** Ваша задача **
Верните целиком и слово в слово фрагмент о Неизвестном, Звездиче и Арбенине у Лермонтова.

── Фрагмент ──

Mysticism or spirituality? Heresies against Christianity.

Когда воля повержена, то разум (Неизвестный) и желание (Звездич) являются ему – они объединились в борьбе против Арбенина. Так всегда бывает в разделенной душе падшего человека (в царстве, разделившемся в самом себе), вместо помощи друг другу, разделившиеся части враждуют между собой, мстят друг другу. Даже объединение Неизвестного со Звездичем – есть союз лишь для войны против третьего, между собой же они враждуют, цели у них разные. «Мы целим розно», – говорит Неизвестный Звездичу.

Неизвестный открывается Арбенину – он узнает свой отверженный разум. Когда-то Неизвестный был соблазнен Арбениным, – разум Арбенина был приобщен к карточной игре, то есть отвергнут им. Молодой человек (таким тогда был разум Арбенина) плакал и молил его вернуть ему проигранные деньги, то есть не насиловать его карточной игрой, а дать ему свободу познания. Но Арбенин только рассмеялся в ответ. «В то время ты не смотрел еще пророчески вперед, – говорит Неизвестный Арбенину, – и только нынче злое семя произвело достойный плод». Лермонтов вскрывает здесь смысл простой крестьянской (христианской) мудрости: «что посеешь, то и пожнешь». Человек призван возделывать Эдем – он есть сеятель и возделыватель добра. Но он сам определяет что будет выращивать в своей душе – добро или зло. В зависимости от этого последняя жатва будет для него радостью или скорбью.

───
── Исходные данные ──

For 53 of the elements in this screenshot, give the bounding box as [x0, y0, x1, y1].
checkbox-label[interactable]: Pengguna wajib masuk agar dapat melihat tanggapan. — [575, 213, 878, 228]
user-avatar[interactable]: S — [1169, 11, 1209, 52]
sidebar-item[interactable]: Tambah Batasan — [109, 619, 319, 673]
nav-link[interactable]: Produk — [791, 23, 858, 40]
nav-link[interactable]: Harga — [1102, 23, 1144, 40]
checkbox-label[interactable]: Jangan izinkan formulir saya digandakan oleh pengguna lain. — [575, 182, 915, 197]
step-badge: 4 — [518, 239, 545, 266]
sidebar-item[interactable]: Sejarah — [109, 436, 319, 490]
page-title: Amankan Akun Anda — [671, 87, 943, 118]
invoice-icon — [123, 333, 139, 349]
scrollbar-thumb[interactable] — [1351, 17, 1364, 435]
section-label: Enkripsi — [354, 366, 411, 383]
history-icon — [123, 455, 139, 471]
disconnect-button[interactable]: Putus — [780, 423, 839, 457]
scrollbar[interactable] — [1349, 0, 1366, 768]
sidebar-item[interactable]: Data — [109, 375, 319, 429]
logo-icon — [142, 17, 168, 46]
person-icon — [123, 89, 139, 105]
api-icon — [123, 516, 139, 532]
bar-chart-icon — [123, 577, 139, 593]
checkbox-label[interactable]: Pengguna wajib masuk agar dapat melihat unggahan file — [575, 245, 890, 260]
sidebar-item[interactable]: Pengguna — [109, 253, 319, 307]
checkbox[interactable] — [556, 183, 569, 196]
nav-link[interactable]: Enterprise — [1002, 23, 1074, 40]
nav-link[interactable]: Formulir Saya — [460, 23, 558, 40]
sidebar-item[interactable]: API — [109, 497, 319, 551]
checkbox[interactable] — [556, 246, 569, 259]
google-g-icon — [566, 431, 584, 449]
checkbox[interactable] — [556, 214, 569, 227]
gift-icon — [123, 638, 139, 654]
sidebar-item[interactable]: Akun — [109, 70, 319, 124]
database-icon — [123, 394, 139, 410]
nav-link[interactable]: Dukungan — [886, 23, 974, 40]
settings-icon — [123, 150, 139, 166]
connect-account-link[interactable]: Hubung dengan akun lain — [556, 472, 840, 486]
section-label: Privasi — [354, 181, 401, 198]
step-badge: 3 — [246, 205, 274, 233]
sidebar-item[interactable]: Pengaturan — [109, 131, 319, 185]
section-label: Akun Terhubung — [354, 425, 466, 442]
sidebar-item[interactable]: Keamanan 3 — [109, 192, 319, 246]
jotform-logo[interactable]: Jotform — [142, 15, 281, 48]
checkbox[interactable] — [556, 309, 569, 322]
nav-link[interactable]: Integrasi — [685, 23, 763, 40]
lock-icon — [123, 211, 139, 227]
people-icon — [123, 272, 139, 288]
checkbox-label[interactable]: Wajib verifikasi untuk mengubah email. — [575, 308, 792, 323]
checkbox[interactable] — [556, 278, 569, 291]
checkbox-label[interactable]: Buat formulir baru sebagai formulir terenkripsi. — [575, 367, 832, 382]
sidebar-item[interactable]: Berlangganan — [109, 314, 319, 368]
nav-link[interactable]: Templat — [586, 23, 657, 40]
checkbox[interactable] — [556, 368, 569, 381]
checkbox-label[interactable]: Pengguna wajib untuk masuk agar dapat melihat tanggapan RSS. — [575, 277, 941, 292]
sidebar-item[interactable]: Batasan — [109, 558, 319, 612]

───

** Ответ к задаче **
Mysticism or spirituality? Heresies against Christianity.

Когда воля повержена, то разум (Неизвестный) и желание (Звездич) являются ему – они объединились в борьбе против Арбенина. Так всегда бывает в разделенной душе падшего человека (в царстве, разделившемся в самом себе), вместо помощи друг другу, разделившиеся части враждуют между собой, мстят друг другу. Даже объединение Неизвестного со Звездичем – есть союз лишь для войны против третьего, между собой же они враждуют, цели у них разные. «Мы целим розно», – говорит Неизвестный Звездичу.

Неизвестный открывается Арбенину – он узнает свой отверженный разум. Когда-то Неизвестный был соблазнен Арбениным, – разум Арбенина был приобщен к карточной игре, то есть отвергнут им. Молодой человек (таким тогда был разум Арбенина) плакал и молил его вернуть ему проигранные деньги, то есть не насиловать его карточной игрой, а дать ему свободу познания. Но Арбенин только рассмеялся в ответ. «В то время ты не смотрел еще пророчески вперед, – говорит Неизвестный Арбенину, – и только нынче злое семя произвело достойный плод». Лермонтов вскрывает здесь смысл простой крестьянской (христианской) мудрости: «что посеешь, то и пожнешь». Человек призван возделывать Эдем – он есть сеятель и возделыватель добра. Но он сам определяет что будет выращивать в своей душе – добро или зло. В зависимости от этого последняя жатва будет для него радостью или скорбью.